* **Extracted data**
────
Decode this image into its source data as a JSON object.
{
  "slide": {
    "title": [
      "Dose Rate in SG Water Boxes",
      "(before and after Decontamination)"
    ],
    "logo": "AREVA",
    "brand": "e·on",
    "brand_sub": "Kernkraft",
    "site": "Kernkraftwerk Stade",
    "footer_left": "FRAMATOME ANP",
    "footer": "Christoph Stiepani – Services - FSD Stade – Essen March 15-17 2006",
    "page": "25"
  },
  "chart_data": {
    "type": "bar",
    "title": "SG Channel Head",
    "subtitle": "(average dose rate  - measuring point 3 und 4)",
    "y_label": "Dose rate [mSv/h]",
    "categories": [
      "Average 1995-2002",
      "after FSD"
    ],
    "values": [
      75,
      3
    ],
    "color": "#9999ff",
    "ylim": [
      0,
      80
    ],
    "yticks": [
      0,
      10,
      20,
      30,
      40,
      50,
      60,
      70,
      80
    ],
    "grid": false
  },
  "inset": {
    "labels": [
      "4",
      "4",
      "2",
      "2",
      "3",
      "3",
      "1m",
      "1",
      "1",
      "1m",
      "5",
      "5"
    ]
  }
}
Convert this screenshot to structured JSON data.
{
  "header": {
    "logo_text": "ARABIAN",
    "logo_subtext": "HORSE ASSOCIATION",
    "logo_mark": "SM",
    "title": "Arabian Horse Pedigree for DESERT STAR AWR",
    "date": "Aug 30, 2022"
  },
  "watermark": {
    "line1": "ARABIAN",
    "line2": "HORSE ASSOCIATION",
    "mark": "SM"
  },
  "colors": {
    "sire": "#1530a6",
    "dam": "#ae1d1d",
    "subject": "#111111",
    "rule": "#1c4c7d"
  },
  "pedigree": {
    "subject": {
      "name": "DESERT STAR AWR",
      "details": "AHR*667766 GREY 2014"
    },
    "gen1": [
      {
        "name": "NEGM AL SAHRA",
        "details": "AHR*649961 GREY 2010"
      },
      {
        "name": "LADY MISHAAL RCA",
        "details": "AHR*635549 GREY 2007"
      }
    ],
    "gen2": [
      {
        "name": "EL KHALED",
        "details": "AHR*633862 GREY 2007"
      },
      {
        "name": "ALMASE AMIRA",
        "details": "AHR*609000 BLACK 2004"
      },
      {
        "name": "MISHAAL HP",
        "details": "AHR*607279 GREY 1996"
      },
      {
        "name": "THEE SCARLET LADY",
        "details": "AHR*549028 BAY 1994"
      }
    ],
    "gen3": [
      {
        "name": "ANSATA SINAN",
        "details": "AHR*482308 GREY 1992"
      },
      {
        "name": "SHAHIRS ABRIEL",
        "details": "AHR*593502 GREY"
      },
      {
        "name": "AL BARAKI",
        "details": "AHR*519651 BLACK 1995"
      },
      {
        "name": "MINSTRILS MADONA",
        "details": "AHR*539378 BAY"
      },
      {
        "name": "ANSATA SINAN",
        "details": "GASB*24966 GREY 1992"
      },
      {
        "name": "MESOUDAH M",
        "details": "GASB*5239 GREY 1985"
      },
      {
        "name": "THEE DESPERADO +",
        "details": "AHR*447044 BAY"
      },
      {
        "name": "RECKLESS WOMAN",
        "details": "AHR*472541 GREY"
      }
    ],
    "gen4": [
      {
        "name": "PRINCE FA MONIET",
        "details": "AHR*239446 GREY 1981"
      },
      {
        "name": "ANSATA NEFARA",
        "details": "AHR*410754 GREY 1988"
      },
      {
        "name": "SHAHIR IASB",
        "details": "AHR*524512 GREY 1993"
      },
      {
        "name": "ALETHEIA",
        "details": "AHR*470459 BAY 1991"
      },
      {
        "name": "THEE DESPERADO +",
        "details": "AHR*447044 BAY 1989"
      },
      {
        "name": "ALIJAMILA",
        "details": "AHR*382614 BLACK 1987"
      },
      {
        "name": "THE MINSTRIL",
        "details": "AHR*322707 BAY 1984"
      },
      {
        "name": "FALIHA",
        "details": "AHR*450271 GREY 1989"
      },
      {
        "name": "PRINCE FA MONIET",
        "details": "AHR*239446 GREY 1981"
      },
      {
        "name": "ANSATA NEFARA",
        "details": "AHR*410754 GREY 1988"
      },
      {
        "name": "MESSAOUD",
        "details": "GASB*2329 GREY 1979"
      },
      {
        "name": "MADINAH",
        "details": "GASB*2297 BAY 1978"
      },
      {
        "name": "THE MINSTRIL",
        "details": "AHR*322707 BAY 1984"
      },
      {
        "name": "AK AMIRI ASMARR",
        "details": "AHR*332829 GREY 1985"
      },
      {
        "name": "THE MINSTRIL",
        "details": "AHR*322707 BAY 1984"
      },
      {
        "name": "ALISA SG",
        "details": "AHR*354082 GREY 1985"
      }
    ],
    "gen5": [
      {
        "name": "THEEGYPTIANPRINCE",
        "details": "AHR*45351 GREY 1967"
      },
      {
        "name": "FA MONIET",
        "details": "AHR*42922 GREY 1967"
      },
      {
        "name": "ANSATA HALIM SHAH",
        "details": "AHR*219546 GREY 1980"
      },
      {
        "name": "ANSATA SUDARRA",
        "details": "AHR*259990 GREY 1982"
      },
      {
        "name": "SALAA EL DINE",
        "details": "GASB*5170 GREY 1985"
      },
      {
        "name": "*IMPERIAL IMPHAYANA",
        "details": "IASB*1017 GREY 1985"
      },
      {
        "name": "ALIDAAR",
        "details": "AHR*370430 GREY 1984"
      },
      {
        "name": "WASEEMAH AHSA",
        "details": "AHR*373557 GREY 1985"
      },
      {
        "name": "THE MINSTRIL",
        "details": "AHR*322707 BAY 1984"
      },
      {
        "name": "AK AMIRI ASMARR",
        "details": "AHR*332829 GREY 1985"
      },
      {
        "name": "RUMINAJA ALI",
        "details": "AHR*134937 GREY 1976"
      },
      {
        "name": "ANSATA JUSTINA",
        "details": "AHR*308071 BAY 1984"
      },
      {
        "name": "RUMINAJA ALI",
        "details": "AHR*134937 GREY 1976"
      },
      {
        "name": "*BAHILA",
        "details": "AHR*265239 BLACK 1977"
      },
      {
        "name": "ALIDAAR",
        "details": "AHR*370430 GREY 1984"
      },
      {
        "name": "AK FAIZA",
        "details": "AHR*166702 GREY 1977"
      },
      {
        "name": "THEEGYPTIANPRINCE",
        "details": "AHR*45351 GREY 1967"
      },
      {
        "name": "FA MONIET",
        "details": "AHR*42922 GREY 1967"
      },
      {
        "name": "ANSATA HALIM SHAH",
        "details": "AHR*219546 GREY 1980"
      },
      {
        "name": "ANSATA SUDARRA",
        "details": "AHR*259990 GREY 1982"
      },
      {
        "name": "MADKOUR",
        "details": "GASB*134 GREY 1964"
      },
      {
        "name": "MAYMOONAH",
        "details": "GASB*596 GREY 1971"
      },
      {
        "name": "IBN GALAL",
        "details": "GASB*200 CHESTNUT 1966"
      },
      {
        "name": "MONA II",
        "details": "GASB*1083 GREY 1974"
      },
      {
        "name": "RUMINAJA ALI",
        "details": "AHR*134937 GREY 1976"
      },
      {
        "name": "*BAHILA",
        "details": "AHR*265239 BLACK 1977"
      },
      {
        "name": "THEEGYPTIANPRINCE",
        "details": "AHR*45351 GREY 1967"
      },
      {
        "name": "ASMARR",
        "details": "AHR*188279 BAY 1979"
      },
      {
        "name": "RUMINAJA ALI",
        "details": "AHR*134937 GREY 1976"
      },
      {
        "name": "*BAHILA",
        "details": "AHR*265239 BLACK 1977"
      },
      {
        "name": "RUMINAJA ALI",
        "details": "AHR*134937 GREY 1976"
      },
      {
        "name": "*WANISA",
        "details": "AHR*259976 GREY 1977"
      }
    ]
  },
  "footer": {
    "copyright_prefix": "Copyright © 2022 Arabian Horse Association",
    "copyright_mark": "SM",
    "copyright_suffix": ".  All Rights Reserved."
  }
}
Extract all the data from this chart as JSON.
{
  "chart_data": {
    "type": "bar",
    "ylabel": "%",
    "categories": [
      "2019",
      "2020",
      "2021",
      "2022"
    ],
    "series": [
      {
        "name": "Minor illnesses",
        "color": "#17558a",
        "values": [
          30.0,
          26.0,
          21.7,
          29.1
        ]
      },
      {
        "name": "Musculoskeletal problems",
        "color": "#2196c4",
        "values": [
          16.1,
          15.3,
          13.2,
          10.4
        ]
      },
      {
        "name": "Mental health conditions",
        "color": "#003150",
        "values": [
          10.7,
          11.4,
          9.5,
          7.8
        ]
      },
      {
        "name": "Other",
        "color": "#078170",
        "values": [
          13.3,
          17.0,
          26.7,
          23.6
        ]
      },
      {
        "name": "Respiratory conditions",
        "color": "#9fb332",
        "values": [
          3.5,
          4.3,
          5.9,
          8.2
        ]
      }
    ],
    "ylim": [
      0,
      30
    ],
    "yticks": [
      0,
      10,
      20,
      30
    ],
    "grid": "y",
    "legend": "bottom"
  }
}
────
* **Written instruction**
Pick out the lines that have the word "this". Copy them all.

* **Response to the task**
Decode this image into its source data as a JSON object.
Convert this screenshot to structured JSON data.
Extract all the data from this chart as JSON.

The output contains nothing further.